[Dataset records]
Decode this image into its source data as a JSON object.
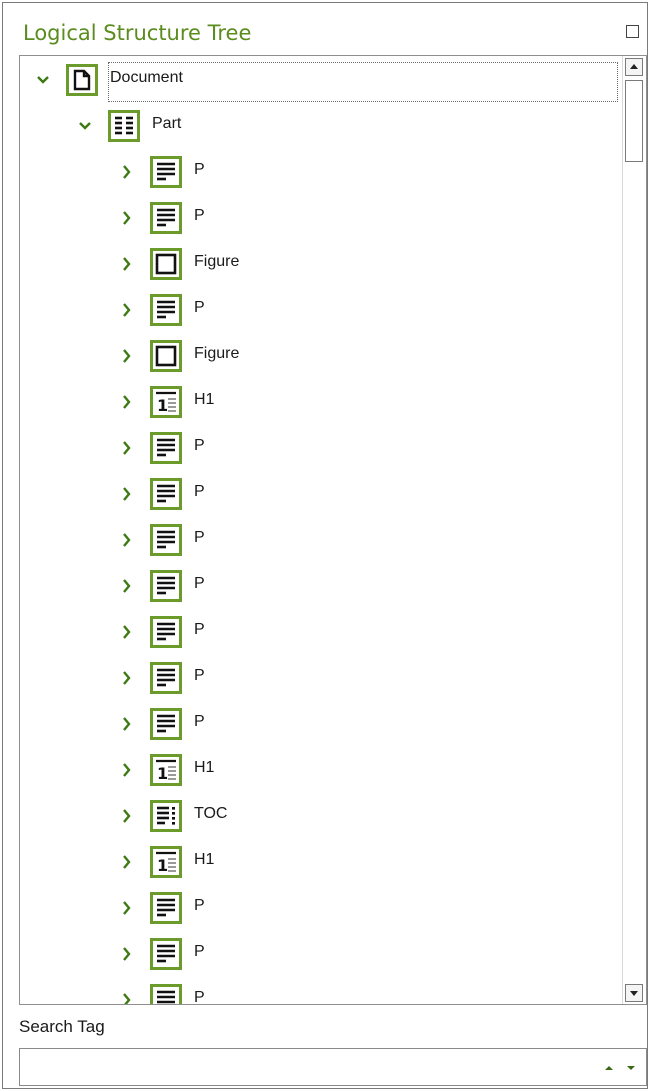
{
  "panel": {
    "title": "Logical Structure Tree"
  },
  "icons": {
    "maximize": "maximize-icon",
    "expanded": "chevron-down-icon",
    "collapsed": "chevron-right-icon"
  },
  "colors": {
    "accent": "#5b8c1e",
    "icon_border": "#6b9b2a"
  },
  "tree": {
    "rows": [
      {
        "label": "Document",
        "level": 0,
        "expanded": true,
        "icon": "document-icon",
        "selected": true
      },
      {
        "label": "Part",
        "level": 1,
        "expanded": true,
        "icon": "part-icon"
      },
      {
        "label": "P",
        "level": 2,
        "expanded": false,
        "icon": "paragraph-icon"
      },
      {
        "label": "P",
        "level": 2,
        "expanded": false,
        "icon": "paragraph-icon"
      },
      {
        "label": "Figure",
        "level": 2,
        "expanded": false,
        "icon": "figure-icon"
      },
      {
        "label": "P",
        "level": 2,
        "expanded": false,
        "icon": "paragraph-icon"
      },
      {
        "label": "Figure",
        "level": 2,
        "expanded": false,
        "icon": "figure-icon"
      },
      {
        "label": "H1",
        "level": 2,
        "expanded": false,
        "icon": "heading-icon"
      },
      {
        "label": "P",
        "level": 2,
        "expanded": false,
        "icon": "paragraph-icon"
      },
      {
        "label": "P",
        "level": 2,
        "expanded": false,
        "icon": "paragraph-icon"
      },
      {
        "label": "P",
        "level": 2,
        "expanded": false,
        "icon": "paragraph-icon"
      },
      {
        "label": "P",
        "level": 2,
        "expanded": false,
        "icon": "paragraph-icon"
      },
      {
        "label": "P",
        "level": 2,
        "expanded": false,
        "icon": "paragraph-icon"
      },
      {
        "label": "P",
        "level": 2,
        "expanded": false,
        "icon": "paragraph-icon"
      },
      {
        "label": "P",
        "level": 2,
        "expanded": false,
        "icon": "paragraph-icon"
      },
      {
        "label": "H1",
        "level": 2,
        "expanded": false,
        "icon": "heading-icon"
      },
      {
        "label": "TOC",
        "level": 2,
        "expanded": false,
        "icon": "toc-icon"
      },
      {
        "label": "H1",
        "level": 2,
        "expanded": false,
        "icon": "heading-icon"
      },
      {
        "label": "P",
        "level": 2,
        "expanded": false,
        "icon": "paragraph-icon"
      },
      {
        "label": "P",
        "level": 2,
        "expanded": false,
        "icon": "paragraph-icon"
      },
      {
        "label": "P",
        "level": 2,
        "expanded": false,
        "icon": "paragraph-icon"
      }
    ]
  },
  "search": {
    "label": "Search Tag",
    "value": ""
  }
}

Task to complete – Your task is to repeat the data above exactly while excluding the pictures.

Written solution –
Decode this image into its source data as a JSON object.
{
  "panel": {
    "title": "Logical Structure Tree"
  },
  "icons": {
    "maximize": "maximize-icon",
    "expanded": "chevron-down-icon",
    "collapsed": "chevron-right-icon"
  },
  "colors": {
    "accent": "#5b8c1e",
    "icon_border": "#6b9b2a"
  },
  "tree": {
    "rows": [
      {
        "label": "Document",
        "level": 0,
        "expanded": true,
        "icon": "document-icon",
        "selected": true
      },
      {
        "label": "Part",
        "level": 1,
        "expanded": true,
        "icon": "part-icon"
      },
      {
        "label": "P",
        "level": 2,
        "expanded": false,
        "icon": "paragraph-icon"
      },
      {
        "label": "P",
        "level": 2,
        "expanded": false,
        "icon": "paragraph-icon"
      },
      {
        "label": "Figure",
        "level": 2,
        "expanded": false,
        "icon": "figure-icon"
      },
      {
        "label": "P",
        "level": 2,
        "expanded": false,
        "icon": "paragraph-icon"
      },
      {
        "label": "Figure",
        "level": 2,
        "expanded": false,
        "icon": "figure-icon"
      },
      {
        "label": "H1",
        "level": 2,
        "expanded": false,
        "icon": "heading-icon"
      },
      {
        "label": "P",
        "level": 2,
        "expanded": false,
        "icon": "paragraph-icon"
      },
      {
        "label": "P",
        "level": 2,
        "expanded": false,
        "icon": "paragraph-icon"
      },
      {
        "label": "P",
        "level": 2,
        "expanded": false,
        "icon": "paragraph-icon"
      },
      {
        "label": "P",
        "level": 2,
        "expanded": false,
        "icon": "paragraph-icon"
      },
      {
        "label": "P",
        "level": 2,
        "expanded": false,
        "icon": "paragraph-icon"
      },
      {
        "label": "P",
        "level": 2,
        "expanded": false,
        "icon": "paragraph-icon"
      },
      {
        "label": "P",
        "level": 2,
        "expanded": false,
        "icon": "paragraph-icon"
      },
      {
        "label": "H1",
        "level": 2,
        "expanded": false,
        "icon": "heading-icon"
      },
      {
        "label": "TOC",
        "level": 2,
        "expanded": false,
        "icon": "toc-icon"
      },
      {
        "label": "H1",
        "level": 2,
        "expanded": false,
        "icon": "heading-icon"
      },
      {
        "label": "P",
        "level": 2,
        "expanded": false,
        "icon": "paragraph-icon"
      },
      {
        "label": "P",
        "level": 2,
        "expanded": false,
        "icon": "paragraph-icon"
      },
      {
        "label": "P",
        "level": 2,
        "expanded": false,
        "icon": "paragraph-icon"
      }
    ]
  },
  "search": {
    "label": "Search Tag",
    "value": ""
  }
}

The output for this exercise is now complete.